Written problem
In the listing that follows, how many lines contain "browser"? Give the number only.

Provided entries
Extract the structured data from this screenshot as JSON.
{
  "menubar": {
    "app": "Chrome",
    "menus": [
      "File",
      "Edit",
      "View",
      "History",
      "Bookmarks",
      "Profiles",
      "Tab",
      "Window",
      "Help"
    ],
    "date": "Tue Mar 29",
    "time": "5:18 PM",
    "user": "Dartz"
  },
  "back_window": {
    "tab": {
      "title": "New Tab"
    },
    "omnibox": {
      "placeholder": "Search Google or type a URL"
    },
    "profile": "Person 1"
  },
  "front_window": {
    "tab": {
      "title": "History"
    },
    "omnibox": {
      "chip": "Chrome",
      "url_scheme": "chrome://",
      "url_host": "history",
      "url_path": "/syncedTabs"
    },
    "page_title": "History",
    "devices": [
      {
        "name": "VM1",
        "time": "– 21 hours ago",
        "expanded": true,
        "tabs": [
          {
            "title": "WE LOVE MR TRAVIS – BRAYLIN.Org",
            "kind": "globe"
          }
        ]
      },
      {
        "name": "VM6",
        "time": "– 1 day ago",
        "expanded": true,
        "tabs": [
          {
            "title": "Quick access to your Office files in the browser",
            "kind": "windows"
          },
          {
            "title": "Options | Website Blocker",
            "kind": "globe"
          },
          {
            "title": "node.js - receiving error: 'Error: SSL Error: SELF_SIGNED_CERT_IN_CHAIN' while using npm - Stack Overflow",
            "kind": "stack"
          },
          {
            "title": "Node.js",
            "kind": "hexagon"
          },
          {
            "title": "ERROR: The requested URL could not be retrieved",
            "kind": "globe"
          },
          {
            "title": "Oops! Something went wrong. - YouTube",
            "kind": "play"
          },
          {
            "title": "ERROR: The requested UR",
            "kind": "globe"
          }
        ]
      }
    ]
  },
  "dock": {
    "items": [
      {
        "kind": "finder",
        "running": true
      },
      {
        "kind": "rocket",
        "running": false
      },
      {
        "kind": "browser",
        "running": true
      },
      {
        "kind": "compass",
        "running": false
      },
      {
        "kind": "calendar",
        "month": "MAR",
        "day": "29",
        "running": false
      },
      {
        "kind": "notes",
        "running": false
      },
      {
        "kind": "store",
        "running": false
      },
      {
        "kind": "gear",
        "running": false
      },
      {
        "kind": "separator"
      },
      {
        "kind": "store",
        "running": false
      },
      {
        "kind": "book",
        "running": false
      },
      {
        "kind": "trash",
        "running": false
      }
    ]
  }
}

In response
2